## What to work on:
From the entries below, say how many lines carry the word "Details", and give nothing but the number.

Extracted records
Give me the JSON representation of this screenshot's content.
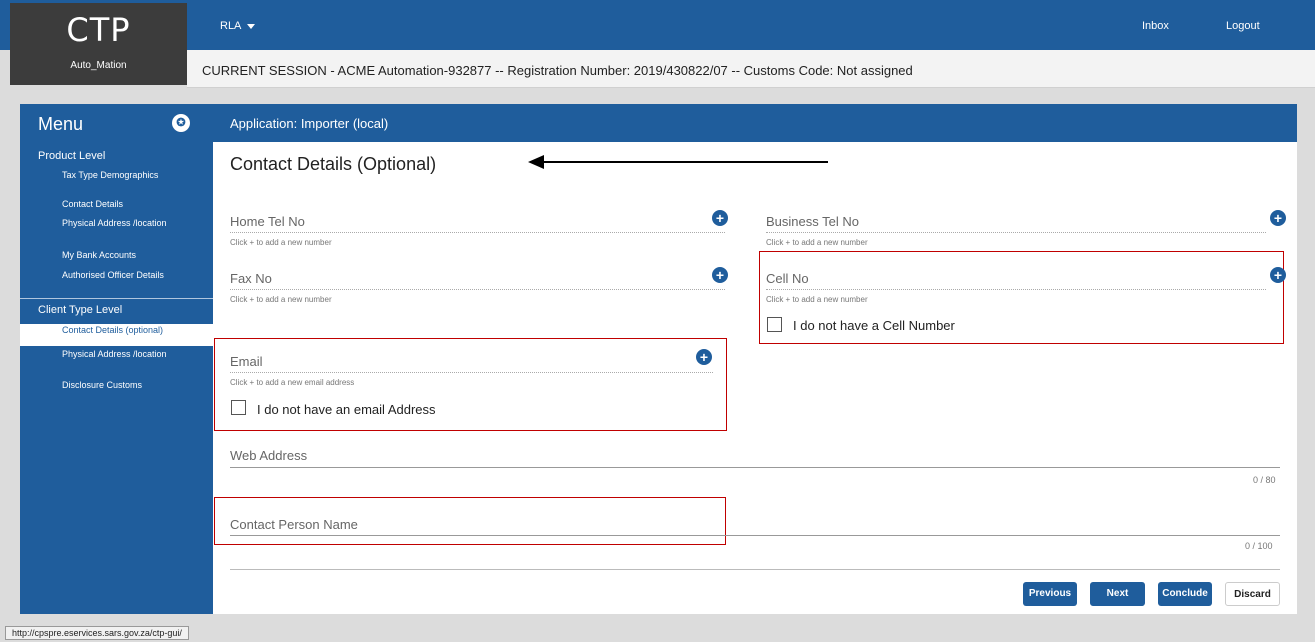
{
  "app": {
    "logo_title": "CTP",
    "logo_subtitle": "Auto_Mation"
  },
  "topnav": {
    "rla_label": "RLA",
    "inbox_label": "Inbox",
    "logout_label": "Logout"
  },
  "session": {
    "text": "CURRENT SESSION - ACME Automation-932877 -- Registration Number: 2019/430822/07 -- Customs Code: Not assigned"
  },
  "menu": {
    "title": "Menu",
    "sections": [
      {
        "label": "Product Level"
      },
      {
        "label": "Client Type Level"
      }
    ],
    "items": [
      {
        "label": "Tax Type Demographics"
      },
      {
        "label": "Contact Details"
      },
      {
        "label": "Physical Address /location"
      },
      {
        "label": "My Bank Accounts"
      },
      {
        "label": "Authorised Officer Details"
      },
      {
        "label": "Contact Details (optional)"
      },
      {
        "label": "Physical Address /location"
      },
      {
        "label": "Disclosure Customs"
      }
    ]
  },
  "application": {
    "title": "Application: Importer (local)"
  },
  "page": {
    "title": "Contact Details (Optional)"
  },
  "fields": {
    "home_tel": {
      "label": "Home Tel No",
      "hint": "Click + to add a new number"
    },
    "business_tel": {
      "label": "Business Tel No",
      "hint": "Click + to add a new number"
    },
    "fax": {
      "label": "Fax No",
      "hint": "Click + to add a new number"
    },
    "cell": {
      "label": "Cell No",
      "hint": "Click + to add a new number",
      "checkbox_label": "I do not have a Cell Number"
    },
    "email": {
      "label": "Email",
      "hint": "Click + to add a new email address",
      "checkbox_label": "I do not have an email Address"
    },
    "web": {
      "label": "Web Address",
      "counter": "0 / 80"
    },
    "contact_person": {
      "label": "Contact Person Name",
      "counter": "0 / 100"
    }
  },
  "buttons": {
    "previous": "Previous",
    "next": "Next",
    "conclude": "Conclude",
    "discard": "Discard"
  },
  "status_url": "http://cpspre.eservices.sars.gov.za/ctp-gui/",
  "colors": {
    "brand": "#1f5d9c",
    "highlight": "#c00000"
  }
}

## Answer to the exercise:
4